* **EXTRACTED DATA**:
--------

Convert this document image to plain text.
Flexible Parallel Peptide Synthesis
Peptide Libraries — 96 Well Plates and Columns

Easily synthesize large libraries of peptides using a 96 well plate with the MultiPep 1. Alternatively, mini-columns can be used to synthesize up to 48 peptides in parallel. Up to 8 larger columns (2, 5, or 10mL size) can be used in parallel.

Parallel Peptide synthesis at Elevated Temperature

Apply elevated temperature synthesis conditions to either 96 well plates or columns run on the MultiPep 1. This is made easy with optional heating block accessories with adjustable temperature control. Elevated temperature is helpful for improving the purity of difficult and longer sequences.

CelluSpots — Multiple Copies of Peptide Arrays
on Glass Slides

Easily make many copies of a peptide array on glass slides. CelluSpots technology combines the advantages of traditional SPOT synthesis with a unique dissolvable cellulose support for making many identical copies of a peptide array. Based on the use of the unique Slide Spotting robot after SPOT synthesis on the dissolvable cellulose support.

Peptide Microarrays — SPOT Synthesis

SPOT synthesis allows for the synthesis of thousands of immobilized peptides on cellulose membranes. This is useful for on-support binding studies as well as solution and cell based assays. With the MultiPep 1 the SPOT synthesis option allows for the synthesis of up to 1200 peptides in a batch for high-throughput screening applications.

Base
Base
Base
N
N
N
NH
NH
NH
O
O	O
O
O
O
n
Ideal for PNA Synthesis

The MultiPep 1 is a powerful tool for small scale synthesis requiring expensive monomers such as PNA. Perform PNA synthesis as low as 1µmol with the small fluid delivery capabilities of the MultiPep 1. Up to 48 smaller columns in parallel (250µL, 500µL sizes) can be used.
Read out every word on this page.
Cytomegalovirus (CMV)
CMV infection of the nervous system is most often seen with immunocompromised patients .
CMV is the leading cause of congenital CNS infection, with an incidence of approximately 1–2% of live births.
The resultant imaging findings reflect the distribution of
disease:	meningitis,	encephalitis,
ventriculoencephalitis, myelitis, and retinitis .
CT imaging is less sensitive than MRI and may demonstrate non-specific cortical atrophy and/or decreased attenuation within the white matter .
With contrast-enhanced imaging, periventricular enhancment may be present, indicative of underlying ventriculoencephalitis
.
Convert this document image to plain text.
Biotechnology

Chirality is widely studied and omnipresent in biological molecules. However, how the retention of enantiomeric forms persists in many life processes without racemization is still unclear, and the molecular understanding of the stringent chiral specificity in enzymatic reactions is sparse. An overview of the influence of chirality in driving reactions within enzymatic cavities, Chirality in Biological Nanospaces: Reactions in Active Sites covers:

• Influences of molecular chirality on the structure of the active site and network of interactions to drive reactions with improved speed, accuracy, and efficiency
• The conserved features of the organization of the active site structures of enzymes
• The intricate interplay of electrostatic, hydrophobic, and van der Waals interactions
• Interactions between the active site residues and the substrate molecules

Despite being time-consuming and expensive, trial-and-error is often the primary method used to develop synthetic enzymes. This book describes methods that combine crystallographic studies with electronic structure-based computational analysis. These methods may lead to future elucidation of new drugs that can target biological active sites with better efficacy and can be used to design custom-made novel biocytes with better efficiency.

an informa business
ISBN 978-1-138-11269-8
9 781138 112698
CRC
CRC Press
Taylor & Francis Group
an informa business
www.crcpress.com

--------

* **WHAT THE EXERCISE ASKS**:
Bring together all lines in the records where the word "ventriculoencephalitis" is found.

* **TASK OUTPUT**:
ventriculoencephalitis, myelitis, and retinitis .
With contrast-enhanced imaging, periventricular enhancment may be present, indicative of underlying ventriculoencephalitis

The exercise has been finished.